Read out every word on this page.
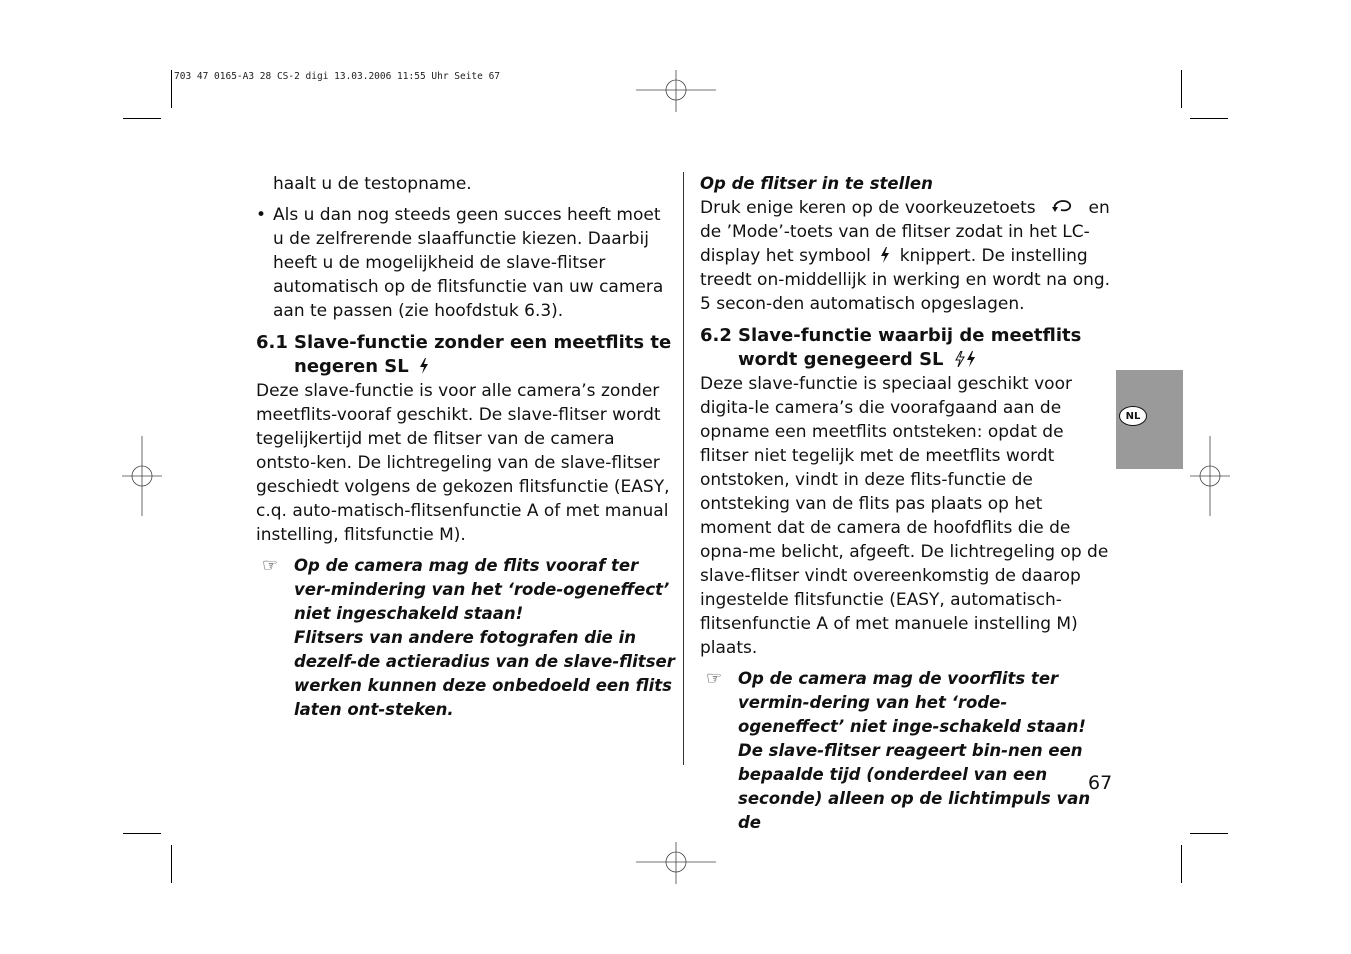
703 47 0165-A3 28 CS-2 digi 13.03.2006 11:55 Uhr Seite 67
NL

haalt u de testopname.

• Als u dan nog steeds geen succes heeft moet u de zelfrerende slaaffunctie kiezen. Daarbij heeft u de mogelijkheid de slave-flitser automatisch op de flitsfunctie van uw camera aan te passen (zie hoofdstuk 6.3).
6.1 Slave-functie zonder een meetflits te negeren SL

Deze slave-functie is voor alle camera’s zonder meetflits-vooraf geschikt. De slave-flitser wordt tegelijkertijd met de flitser van de camera ontsto-ken. De lichtregeling van de slave-flitser geschiedt volgens de gekozen flitsfunctie (EASY, c.q. auto-matisch-flitsenfunctie A of met manual instelling, flitsfunctie M).

☞ Op de camera mag de flits vooraf ter ver-mindering van het ‘rode-ogeneffect’ niet ingeschakeld staan!
Flitsers van andere fotografen die in dezelf-de actieradius van de slave-flitser werken kunnen deze onbedoeld een flits laten ont-steken.

Op de flitser in te stellen

Druk enige keren op de voorkeuzetoets	en de ’Mode’-toets van de flitser zodat in het LC-display het symbool knippert. De instelling treedt on-middellijk in werking en wordt na ong. 5 secon-den automatisch opgeslagen.

6.2 Slave-functie waarbij de meetflits wordt genegeerd SL

Deze slave-functie is speciaal geschikt voor digita-le camera’s die voorafgaand aan de opname een meetflits ontsteken: opdat de flitser niet tegelijk met de meetflits wordt ontstoken, vindt in deze flits-functie de ontsteking van de flits pas plaats op het moment dat de camera de hoofdflits die de opna-me belicht, afgeeft. De lichtregeling op de slave-flitser vindt overeenkomstig de daarop ingestelde flitsfunctie (EASY, automatisch-flitsenfunctie A of met manuele instelling M) plaats.

☞ Op de camera mag de voorflits ter vermin-dering van het ‘rode-ogeneffect’ niet inge-schakeld staan! De slave-flitser reageert bin-nen een bepaalde tijd (onderdeel van een seconde) alleen op de lichtimpuls van de
67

---*---

* [WRITTEN EXERCISE] Filter the records down to the lines that contain the string "ogeneffect", and copy those lines.

* [PROBLEM SOLUTION]
☞ Op de camera mag de flits vooraf ter ver-mindering van het ‘rode-ogeneffect’ niet ingeschakeld staan!
☞ Op de camera mag de voorflits ter vermin-dering van het ‘rode-ogeneffect’ niet inge-schakeld staan! De slave-flitser reageert bin-nen een bepaalde tijd (onderdeel van een seconde) alleen op de lichtimpuls van de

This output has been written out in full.